── DATA SUPPLIED

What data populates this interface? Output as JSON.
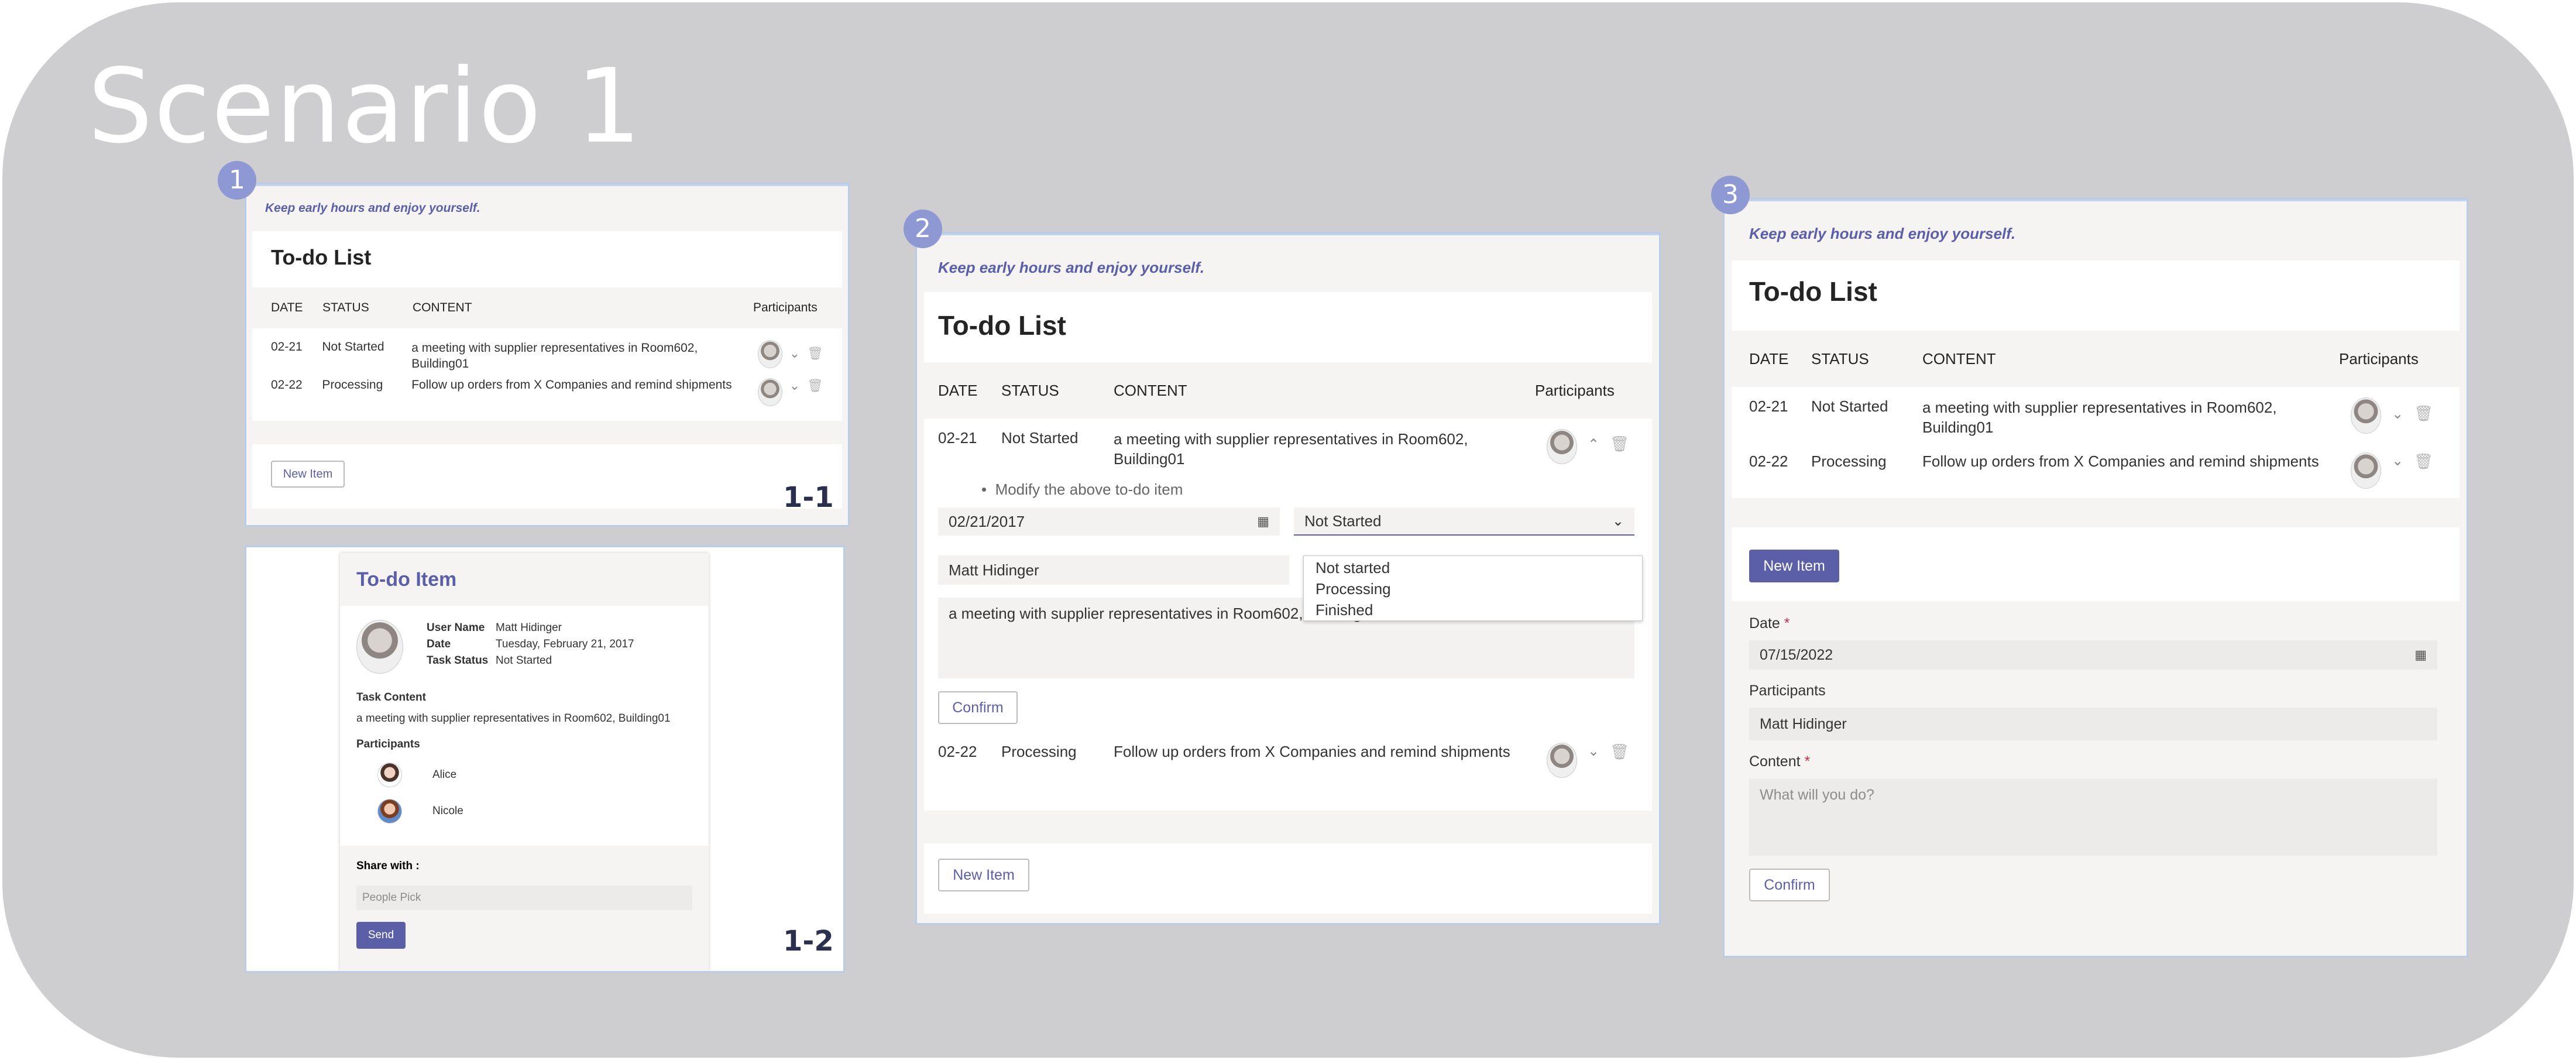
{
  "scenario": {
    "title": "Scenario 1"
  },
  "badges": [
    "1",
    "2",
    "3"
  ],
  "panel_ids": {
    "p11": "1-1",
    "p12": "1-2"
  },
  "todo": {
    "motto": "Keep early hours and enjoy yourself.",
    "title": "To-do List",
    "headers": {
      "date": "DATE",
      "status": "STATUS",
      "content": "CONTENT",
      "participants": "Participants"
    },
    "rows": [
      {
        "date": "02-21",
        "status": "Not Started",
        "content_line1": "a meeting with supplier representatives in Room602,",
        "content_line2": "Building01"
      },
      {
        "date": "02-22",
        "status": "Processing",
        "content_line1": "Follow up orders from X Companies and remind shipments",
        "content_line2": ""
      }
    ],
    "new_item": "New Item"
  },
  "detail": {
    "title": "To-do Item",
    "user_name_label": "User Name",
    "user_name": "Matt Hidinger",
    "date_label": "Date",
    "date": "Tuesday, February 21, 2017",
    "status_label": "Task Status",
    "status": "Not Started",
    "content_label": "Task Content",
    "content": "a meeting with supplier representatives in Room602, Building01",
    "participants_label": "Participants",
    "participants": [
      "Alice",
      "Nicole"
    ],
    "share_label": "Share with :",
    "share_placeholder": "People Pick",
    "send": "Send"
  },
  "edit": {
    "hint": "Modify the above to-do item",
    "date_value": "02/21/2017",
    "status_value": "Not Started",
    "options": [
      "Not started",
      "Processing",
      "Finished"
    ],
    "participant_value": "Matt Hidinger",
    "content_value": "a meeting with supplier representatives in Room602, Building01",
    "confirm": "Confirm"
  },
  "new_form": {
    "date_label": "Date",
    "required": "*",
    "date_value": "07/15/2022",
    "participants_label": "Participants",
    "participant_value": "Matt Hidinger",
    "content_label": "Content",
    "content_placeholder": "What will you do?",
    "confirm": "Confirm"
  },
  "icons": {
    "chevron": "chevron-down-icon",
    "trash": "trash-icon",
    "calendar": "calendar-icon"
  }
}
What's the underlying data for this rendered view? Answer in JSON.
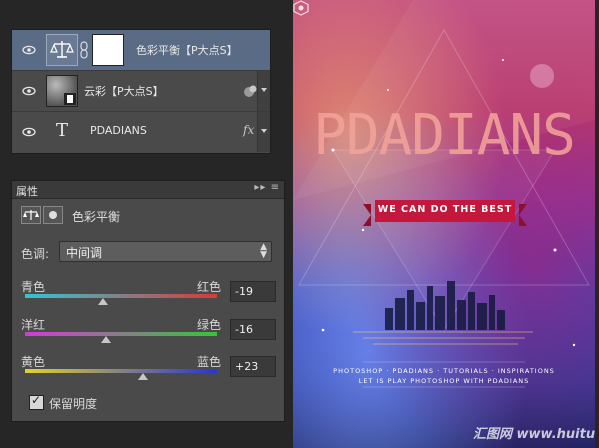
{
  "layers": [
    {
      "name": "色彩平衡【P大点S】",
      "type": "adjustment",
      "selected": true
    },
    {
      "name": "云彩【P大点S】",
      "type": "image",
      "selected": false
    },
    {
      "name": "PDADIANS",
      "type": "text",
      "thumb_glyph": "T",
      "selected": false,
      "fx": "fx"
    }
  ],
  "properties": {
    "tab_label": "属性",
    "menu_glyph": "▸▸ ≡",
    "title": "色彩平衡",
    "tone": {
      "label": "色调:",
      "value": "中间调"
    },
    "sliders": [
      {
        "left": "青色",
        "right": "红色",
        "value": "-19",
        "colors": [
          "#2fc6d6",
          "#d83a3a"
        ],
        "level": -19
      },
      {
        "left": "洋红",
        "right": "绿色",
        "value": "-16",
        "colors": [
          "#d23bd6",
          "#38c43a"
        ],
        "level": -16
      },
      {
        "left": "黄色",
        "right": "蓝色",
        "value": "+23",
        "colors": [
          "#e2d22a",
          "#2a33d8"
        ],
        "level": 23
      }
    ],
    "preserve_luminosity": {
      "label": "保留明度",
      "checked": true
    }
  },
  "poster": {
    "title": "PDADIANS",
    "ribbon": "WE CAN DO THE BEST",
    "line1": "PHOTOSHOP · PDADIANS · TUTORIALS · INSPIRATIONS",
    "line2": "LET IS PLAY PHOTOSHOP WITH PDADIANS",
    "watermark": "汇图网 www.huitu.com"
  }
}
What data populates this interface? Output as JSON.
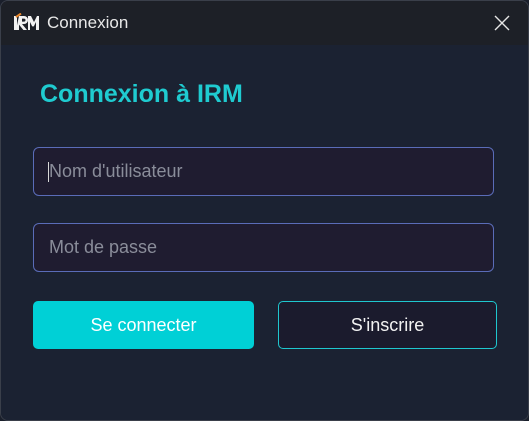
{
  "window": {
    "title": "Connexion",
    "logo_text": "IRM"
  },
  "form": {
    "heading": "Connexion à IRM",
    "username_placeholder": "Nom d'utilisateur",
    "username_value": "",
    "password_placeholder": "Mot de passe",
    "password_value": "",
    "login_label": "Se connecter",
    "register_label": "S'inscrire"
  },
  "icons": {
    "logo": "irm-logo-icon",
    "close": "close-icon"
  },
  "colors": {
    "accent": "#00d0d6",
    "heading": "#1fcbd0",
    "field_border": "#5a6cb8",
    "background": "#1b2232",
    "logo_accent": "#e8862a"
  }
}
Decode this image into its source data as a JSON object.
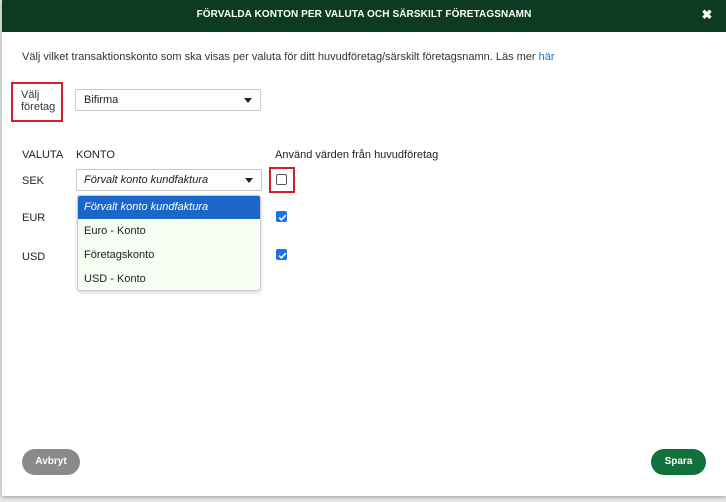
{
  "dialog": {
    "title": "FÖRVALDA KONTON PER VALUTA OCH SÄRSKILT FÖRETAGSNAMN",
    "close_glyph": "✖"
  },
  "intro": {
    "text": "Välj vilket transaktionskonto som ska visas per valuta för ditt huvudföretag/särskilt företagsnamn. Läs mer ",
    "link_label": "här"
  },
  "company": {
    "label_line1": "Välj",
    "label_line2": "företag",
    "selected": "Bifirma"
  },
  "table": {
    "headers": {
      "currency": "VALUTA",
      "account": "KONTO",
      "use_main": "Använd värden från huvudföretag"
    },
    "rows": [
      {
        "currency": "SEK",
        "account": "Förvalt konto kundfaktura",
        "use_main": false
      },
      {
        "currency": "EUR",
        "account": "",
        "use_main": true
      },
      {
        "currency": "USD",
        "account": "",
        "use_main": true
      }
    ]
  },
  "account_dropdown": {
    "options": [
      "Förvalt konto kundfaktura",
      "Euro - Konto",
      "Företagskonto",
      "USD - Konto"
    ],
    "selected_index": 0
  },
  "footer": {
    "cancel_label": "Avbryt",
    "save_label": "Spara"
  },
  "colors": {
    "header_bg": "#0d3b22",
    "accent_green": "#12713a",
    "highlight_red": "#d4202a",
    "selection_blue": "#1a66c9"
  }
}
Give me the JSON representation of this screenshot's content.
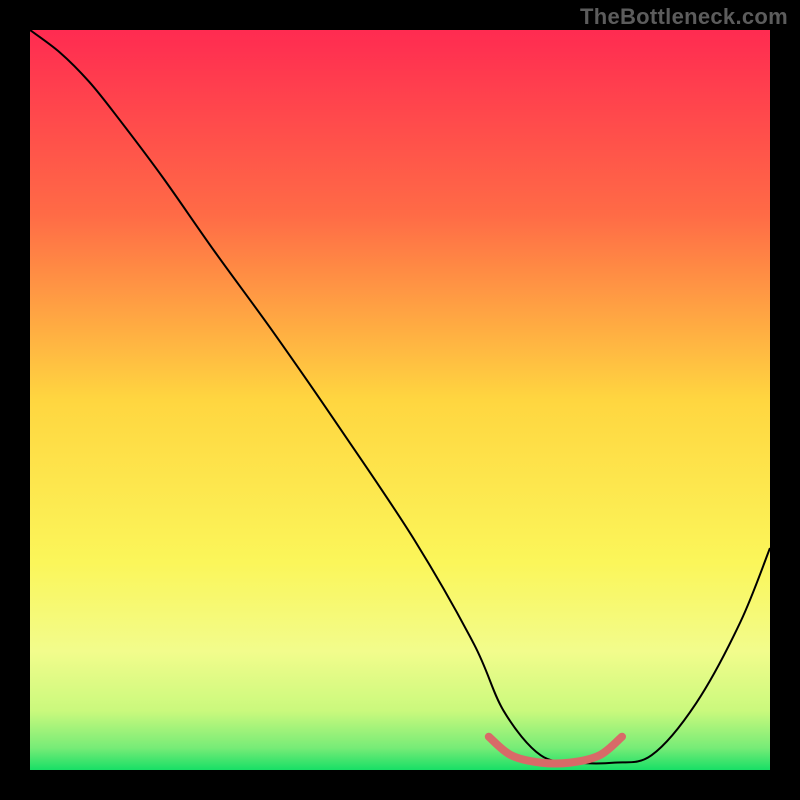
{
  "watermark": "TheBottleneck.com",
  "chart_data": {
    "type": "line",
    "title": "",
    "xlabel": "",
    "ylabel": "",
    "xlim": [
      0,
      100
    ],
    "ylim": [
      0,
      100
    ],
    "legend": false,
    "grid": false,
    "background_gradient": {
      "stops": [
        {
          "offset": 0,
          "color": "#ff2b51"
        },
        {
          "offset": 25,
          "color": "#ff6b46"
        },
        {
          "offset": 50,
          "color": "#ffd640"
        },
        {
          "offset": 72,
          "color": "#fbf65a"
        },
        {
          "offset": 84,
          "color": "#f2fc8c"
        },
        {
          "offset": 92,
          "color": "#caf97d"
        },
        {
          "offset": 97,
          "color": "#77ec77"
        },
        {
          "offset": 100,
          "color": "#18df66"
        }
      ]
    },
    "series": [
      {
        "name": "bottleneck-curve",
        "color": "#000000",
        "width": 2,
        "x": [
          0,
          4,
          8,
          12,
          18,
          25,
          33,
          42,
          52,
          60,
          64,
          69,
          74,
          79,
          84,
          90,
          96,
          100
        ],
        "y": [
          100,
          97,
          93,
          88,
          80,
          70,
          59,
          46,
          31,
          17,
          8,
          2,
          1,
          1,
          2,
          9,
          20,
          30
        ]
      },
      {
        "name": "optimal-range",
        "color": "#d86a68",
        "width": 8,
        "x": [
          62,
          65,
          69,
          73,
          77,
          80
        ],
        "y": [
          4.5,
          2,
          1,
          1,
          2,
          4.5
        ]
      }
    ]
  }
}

────

PROBLEM REQUIREMENTS
Repeat each line of the records above exactly, but do not copy the pictures.

RESPONSE BELOW
What data populates this interface? Output as JSON.
{
  "scenario": {
    "title": "Scenario 1"
  },
  "badges": [
    "1",
    "2",
    "3"
  ],
  "panel_ids": {
    "p11": "1-1",
    "p12": "1-2"
  },
  "todo": {
    "motto": "Keep early hours and enjoy yourself.",
    "title": "To-do List",
    "headers": {
      "date": "DATE",
      "status": "STATUS",
      "content": "CONTENT",
      "participants": "Participants"
    },
    "rows": [
      {
        "date": "02-21",
        "status": "Not Started",
        "content_line1": "a meeting with supplier representatives in Room602,",
        "content_line2": "Building01"
      },
      {
        "date": "02-22",
        "status": "Processing",
        "content_line1": "Follow up orders from X Companies and remind shipments",
        "content_line2": ""
      }
    ],
    "new_item": "New Item"
  },
  "detail": {
    "title": "To-do Item",
    "user_name_label": "User Name",
    "user_name": "Matt Hidinger",
    "date_label": "Date",
    "date": "Tuesday, February 21, 2017",
    "status_label": "Task Status",
    "status": "Not Started",
    "content_label": "Task Content",
    "content": "a meeting with supplier representatives in Room602, Building01",
    "participants_label": "Participants",
    "participants": [
      "Alice",
      "Nicole"
    ],
    "share_label": "Share with :",
    "share_placeholder": "People Pick",
    "send": "Send"
  },
  "edit": {
    "hint": "Modify the above to-do item",
    "date_value": "02/21/2017",
    "status_value": "Not Started",
    "options": [
      "Not started",
      "Processing",
      "Finished"
    ],
    "participant_value": "Matt Hidinger",
    "content_value": "a meeting with supplier representatives in Room602, Building01",
    "confirm": "Confirm"
  },
  "new_form": {
    "date_label": "Date",
    "required": "*",
    "date_value": "07/15/2022",
    "participants_label": "Participants",
    "participant_value": "Matt Hidinger",
    "content_label": "Content",
    "content_placeholder": "What will you do?",
    "confirm": "Confirm"
  },
  "icons": {
    "chevron": "chevron-down-icon",
    "trash": "trash-icon",
    "calendar": "calendar-icon"
  }
}
What's the underlying data for this rendered view? Answer in JSON.
{
  "layers": [
    {
      "name": "色彩平衡【P大点S】",
      "type": "adjustment",
      "selected": true
    },
    {
      "name": "云彩【P大点S】",
      "type": "image",
      "selected": false
    },
    {
      "name": "PDADIANS",
      "type": "text",
      "thumb_glyph": "T",
      "selected": false,
      "fx": "fx"
    }
  ],
  "properties": {
    "tab_label": "属性",
    "menu_glyph": "▸▸ ≡",
    "title": "色彩平衡",
    "tone": {
      "label": "色调:",
      "value": "中间调"
    },
    "sliders": [
      {
        "left": "青色",
        "right": "红色",
        "value": "-19",
        "colors": [
          "#2fc6d6",
          "#d83a3a"
        ],
        "level": -19
      },
      {
        "left": "洋红",
        "right": "绿色",
        "value": "-16",
        "colors": [
          "#d23bd6",
          "#38c43a"
        ],
        "level": -16
      },
      {
        "left": "黄色",
        "right": "蓝色",
        "value": "+23",
        "colors": [
          "#e2d22a",
          "#2a33d8"
        ],
        "level": 23
      }
    ],
    "preserve_luminosity": {
      "label": "保留明度",
      "checked": true
    }
  },
  "poster": {
    "title": "PDADIANS",
    "ribbon": "WE CAN DO THE BEST",
    "line1": "PHOTOSHOP · PDADIANS · TUTORIALS · INSPIRATIONS",
    "line2": "LET IS PLAY PHOTOSHOP WITH PDADIANS",
    "watermark": "汇图网 www.huitu.com"
  }
}
What data populates this interface? Output as JSON.
{
  "window": {
    "title": "Connexion",
    "logo_text": "IRM"
  },
  "form": {
    "heading": "Connexion à IRM",
    "username_placeholder": "Nom d'utilisateur",
    "username_value": "",
    "password_placeholder": "Mot de passe",
    "password_value": "",
    "login_label": "Se connecter",
    "register_label": "S'inscrire"
  },
  "icons": {
    "logo": "irm-logo-icon",
    "close": "close-icon"
  },
  "colors": {
    "accent": "#00d0d6",
    "heading": "#1fcbd0",
    "field_border": "#5a6cb8",
    "background": "#1b2232",
    "logo_accent": "#e8862a"
  }
}
Decode this image into its source data as a JSON object.
{
  "dialog": {
    "title": "FÖRVALDA KONTON PER VALUTA OCH SÄRSKILT FÖRETAGSNAMN",
    "close_glyph": "✖"
  },
  "intro": {
    "text": "Välj vilket transaktionskonto som ska visas per valuta för ditt huvudföretag/särskilt företagsnamn. Läs mer ",
    "link_label": "här"
  },
  "company": {
    "label_line1": "Välj",
    "label_line2": "företag",
    "selected": "Bifirma"
  },
  "table": {
    "headers": {
      "currency": "VALUTA",
      "account": "KONTO",
      "use_main": "Använd värden från huvudföretag"
    },
    "rows": [
      {
        "currency": "SEK",
        "account": "Förvalt konto kundfaktura",
        "use_main": false
      },
      {
        "currency": "EUR",
        "account": "",
        "use_main": true
      },
      {
        "currency": "USD",
        "account": "",
        "use_main": true
      }
    ]
  },
  "account_dropdown": {
    "options": [
      "Förvalt konto kundfaktura",
      "Euro - Konto",
      "Företagskonto",
      "USD - Konto"
    ],
    "selected_index": 0
  },
  "footer": {
    "cancel_label": "Avbryt",
    "save_label": "Spara"
  },
  "colors": {
    "header_bg": "#0d3b22",
    "accent_green": "#12713a",
    "highlight_red": "#d4202a",
    "selection_blue": "#1a66c9"
  }
}
Give me the JSON representation of this screenshot's content.
{
  "watermark": "TheBottleneck.com",
  "chart_data": {
    "type": "line",
    "title": "",
    "xlabel": "",
    "ylabel": "",
    "xlim": [
      0,
      100
    ],
    "ylim": [
      0,
      100
    ],
    "legend": false,
    "grid": false,
    "background_gradient": {
      "stops": [
        {
          "offset": 0,
          "color": "#ff2b51"
        },
        {
          "offset": 25,
          "color": "#ff6b46"
        },
        {
          "offset": 50,
          "color": "#ffd640"
        },
        {
          "offset": 72,
          "color": "#fbf65a"
        },
        {
          "offset": 84,
          "color": "#f2fc8c"
        },
        {
          "offset": 92,
          "color": "#caf97d"
        },
        {
          "offset": 97,
          "color": "#77ec77"
        },
        {
          "offset": 100,
          "color": "#18df66"
        }
      ]
    },
    "series": [
      {
        "name": "bottleneck-curve",
        "color": "#000000",
        "width": 2,
        "x": [
          0,
          4,
          8,
          12,
          18,
          25,
          33,
          42,
          52,
          60,
          64,
          69,
          74,
          79,
          84,
          90,
          96,
          100
        ],
        "y": [
          100,
          97,
          93,
          88,
          80,
          70,
          59,
          46,
          31,
          17,
          8,
          2,
          1,
          1,
          2,
          9,
          20,
          30
        ]
      },
      {
        "name": "optimal-range",
        "color": "#d86a68",
        "width": 8,
        "x": [
          62,
          65,
          69,
          73,
          77,
          80
        ],
        "y": [
          4.5,
          2,
          1,
          1,
          2,
          4.5
        ]
      }
    ]
  }
}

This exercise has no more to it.